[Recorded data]
:::::

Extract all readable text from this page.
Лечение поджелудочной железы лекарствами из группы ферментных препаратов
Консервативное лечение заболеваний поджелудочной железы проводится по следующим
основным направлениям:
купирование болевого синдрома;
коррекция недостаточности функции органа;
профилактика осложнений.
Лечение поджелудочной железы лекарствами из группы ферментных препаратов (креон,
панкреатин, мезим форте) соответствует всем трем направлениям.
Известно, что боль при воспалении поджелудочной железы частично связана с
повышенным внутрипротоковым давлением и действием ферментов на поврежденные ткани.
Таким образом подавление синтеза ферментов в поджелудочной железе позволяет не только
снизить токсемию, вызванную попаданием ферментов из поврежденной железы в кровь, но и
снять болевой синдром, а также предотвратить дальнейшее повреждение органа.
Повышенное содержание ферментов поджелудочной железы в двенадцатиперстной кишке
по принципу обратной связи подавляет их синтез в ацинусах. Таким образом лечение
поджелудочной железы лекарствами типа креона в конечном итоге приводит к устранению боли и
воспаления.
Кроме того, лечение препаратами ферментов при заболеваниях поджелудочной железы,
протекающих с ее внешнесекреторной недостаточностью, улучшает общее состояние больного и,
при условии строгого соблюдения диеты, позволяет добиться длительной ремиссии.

:::::

What the exercise asks
Make an exact copy of all the data.

Reply
Extract all readable text from this page.
Лечение поджелудочной железы лекарствами из группы ферментных препаратов
Консервативное лечение заболеваний поджелудочной железы проводится по следующим
основным направлениям:
купирование болевого синдрома;
коррекция недостаточности функции органа;
профилактика осложнений.
Лечение поджелудочной железы лекарствами из группы ферментных препаратов (креон,
панкреатин, мезим форте) соответствует всем трем направлениям.
Известно, что боль при воспалении поджелудочной железы частично связана с
повышенным внутрипротоковым давлением и действием ферментов на поврежденные ткани.
Таким образом подавление синтеза ферментов в поджелудочной железе позволяет не только
снизить токсемию, вызванную попаданием ферментов из поврежденной железы в кровь, но и
снять болевой синдром, а также предотвратить дальнейшее повреждение органа.
Повышенное содержание ферментов поджелудочной железы в двенадцатиперстной кишке
по принципу обратной связи подавляет их синтез в ацинусах. Таким образом лечение
поджелудочной железы лекарствами типа креона в конечном итоге приводит к устранению боли и
воспаления.
Кроме того, лечение препаратами ферментов при заболеваниях поджелудочной железы,
протекающих с ее внешнесекреторной недостаточностью, улучшает общее состояние больного и,
при условии строгого соблюдения диеты, позволяет добиться длительной ремиссии.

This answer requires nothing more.